■ **EXERCISE PROMPT**
Repeat all the records exactly, omitting pictures.

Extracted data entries

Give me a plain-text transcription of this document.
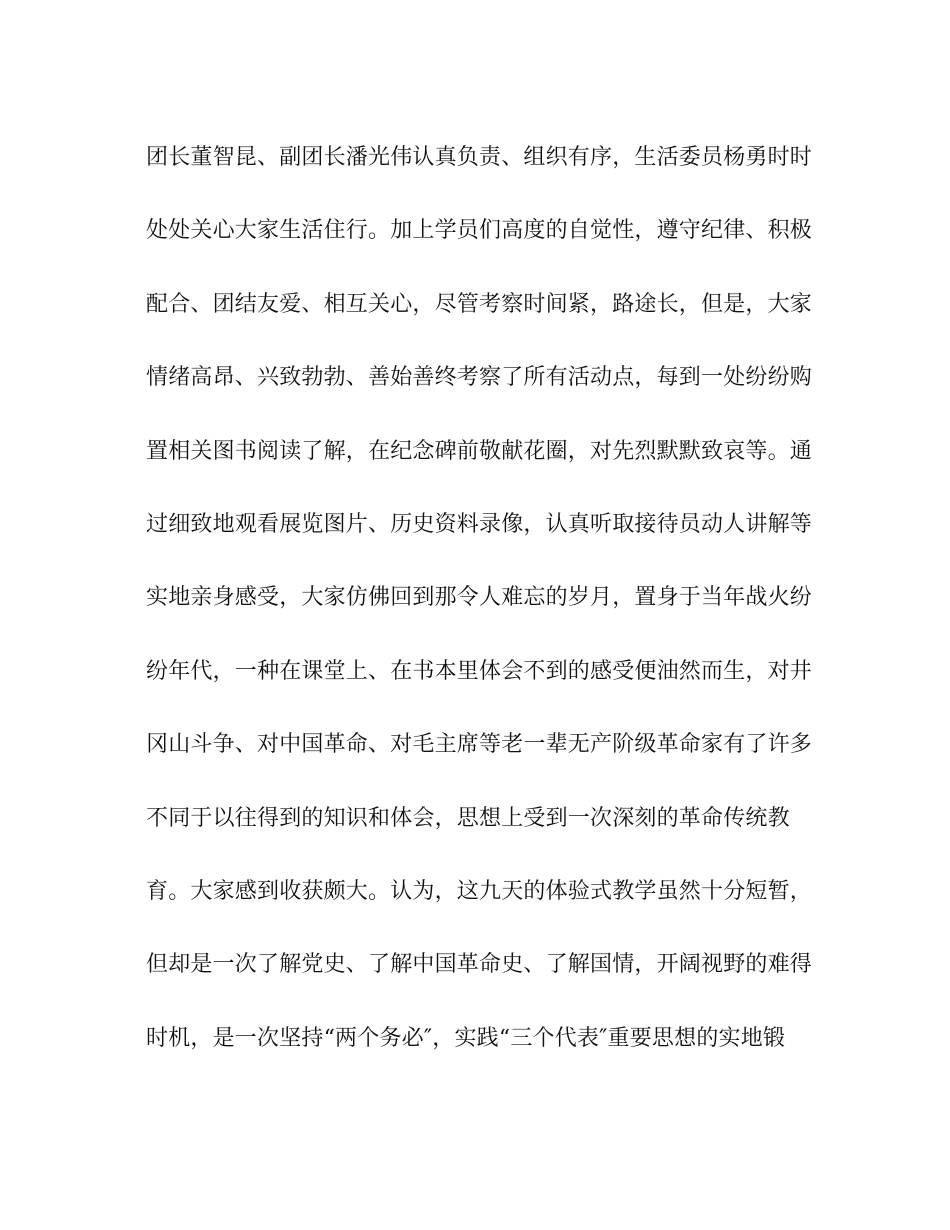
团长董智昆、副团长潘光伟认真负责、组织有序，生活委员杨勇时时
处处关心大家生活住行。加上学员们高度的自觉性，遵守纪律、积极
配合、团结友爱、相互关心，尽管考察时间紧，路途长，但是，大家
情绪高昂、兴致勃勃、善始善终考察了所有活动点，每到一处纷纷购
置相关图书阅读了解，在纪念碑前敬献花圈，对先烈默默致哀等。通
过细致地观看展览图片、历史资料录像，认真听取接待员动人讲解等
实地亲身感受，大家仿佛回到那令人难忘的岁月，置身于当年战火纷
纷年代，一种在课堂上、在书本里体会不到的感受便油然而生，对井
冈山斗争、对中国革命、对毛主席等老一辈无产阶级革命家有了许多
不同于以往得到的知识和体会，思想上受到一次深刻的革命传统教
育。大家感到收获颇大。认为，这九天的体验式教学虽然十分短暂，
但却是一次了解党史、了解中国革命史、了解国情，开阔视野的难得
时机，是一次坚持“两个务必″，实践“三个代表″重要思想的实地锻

■ **IN RESPONSE**
Give me a plain-text transcription of this document.
团长董智昆、副团长潘光伟认真负责、组织有序，生活委员杨勇时时
处处关心大家生活住行。加上学员们高度的自觉性，遵守纪律、积极
配合、团结友爱、相互关心，尽管考察时间紧，路途长，但是，大家
情绪高昂、兴致勃勃、善始善终考察了所有活动点，每到一处纷纷购
置相关图书阅读了解，在纪念碑前敬献花圈，对先烈默默致哀等。通
过细致地观看展览图片、历史资料录像，认真听取接待员动人讲解等
实地亲身感受，大家仿佛回到那令人难忘的岁月，置身于当年战火纷
纷年代，一种在课堂上、在书本里体会不到的感受便油然而生，对井
冈山斗争、对中国革命、对毛主席等老一辈无产阶级革命家有了许多
不同于以往得到的知识和体会，思想上受到一次深刻的革命传统教
育。大家感到收获颇大。认为，这九天的体验式教学虽然十分短暂，
但却是一次了解党史、了解中国革命史、了解国情，开阔视野的难得
时机，是一次坚持“两个务必″，实践“三个代表″重要思想的实地锻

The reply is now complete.